* _TASK DESCRIPTION_
Where the string "гранатометини" occurs in the material below, report the whole line.

(Records contained in a dataset)
-=-=-=-=-

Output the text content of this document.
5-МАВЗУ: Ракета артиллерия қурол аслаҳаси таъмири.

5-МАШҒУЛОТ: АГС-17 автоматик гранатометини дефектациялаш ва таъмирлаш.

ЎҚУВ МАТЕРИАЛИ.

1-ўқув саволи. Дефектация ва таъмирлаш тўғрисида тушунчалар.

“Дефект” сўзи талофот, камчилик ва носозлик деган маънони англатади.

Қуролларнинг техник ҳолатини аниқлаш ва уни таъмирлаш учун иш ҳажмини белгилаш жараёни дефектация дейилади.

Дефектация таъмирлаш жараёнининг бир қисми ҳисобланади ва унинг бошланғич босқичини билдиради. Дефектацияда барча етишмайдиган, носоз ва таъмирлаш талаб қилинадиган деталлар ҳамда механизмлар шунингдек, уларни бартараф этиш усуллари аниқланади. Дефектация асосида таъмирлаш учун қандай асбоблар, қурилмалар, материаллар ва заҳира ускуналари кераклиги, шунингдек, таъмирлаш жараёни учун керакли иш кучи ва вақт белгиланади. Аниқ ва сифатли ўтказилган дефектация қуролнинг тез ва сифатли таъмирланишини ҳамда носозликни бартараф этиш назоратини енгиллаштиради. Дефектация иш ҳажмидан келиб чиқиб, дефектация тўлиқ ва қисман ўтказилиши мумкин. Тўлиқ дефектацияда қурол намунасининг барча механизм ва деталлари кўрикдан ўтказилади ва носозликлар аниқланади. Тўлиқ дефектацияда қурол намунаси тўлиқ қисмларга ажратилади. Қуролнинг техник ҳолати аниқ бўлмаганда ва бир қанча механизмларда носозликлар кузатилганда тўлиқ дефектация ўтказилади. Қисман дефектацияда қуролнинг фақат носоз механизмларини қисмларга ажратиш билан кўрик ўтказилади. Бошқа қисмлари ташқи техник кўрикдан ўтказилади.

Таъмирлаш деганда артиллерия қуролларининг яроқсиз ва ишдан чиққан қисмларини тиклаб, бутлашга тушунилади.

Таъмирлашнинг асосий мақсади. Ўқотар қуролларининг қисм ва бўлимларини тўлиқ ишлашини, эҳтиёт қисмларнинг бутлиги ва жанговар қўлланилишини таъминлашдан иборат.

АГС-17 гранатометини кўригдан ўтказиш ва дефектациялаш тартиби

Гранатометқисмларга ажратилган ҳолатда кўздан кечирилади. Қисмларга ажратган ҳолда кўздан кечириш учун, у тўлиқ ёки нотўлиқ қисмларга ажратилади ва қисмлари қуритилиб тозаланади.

-=-=-=-=-

* _COMPLETE OUTPUT_
5-МАШҒУЛОТ: АГС-17 автоматик гранатометини дефектациялаш ва таъмирлаш.
АГС-17 гранатометини кўригдан ўтказиш ва дефектациялаш тартиби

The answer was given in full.